>> begin
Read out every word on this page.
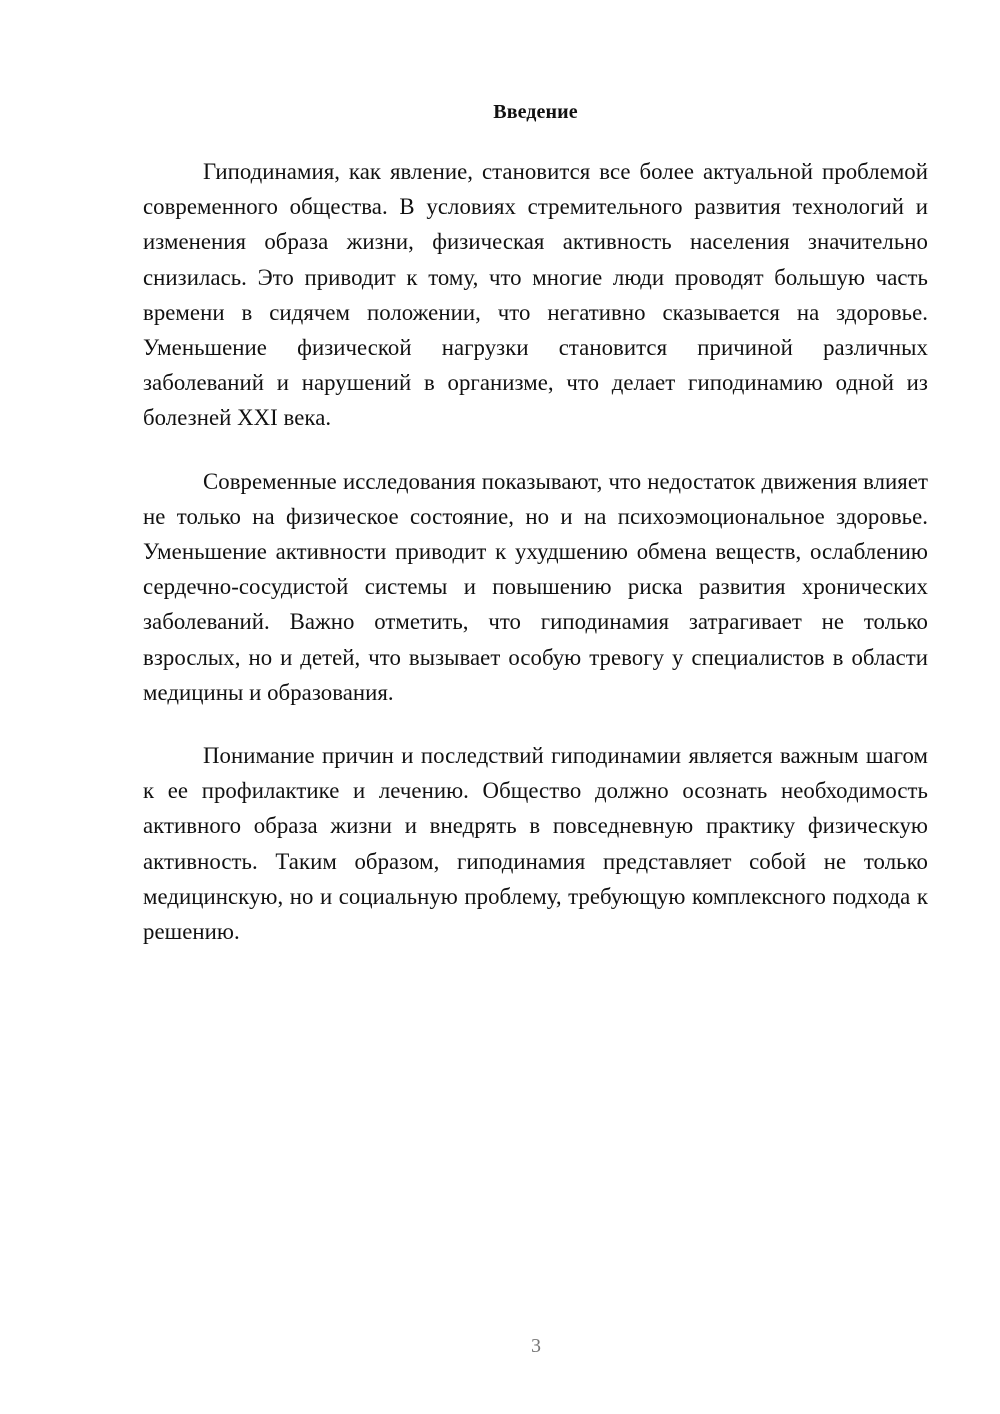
Введение

Гиподинамия, как явление, становится все более актуальной проблемой современного общества. В условиях стремительного развития технологий и изменения образа жизни, физическая активность населения значительно снизилась. Это приводит к тому, что многие люди проводят большую часть времени в сидячем положении, что негативно сказывается на здоровье. Уменьшение физической нагрузки становится причиной различных заболеваний и нарушений в организме, что делает гиподинамию одной из болезней XXI века.

Современные исследования показывают, что недостаток движения влияет не только на физическое состояние, но и на психоэмоциональное здоровье. Уменьшение активности приводит к ухудшению обмена веществ, ослаблению сердечно-сосудистой системы и повышению риска развития хронических заболеваний. Важно отметить, что гиподинамия затрагивает не только взрослых, но и детей, что вызывает особую тревогу у специалистов в области медицины и образования.

Понимание причин и последствий гиподинамии является важным шагом к ее профилактике и лечению. Общество должно осознать необходимость активного образа жизни и внедрять в повседневную практику физическую активность. Таким образом, гиподинамия представляет собой не только медицинскую, но и социальную проблему, требующую комплексного подхода к решению.

3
>> end
### DO THIS:
Copy all the data exactly as written, but skip any picture.

### PROBLEM SOLUTION:
Read out every word on this page.
Введение

Гиподинамия, как явление, становится все более актуальной проблемой современного общества. В условиях стремительного развития технологий и изменения образа жизни, физическая активность населения значительно снизилась. Это приводит к тому, что многие люди проводят большую часть времени в сидячем положении, что негативно сказывается на здоровье. Уменьшение физической нагрузки становится причиной различных заболеваний и нарушений в организме, что делает гиподинамию одной из болезней XXI века.

Современные исследования показывают, что недостаток движения влияет не только на физическое состояние, но и на психоэмоциональное здоровье. Уменьшение активности приводит к ухудшению обмена веществ, ослаблению сердечно-сосудистой системы и повышению риска развития хронических заболеваний. Важно отметить, что гиподинамия затрагивает не только взрослых, но и детей, что вызывает особую тревогу у специалистов в области медицины и образования.

Понимание причин и последствий гиподинамии является важным шагом к ее профилактике и лечению. Общество должно осознать необходимость активного образа жизни и внедрять в повседневную практику физическую активность. Таким образом, гиподинамия представляет собой не только медицинскую, но и социальную проблему, требующую комплексного подхода к решению.

3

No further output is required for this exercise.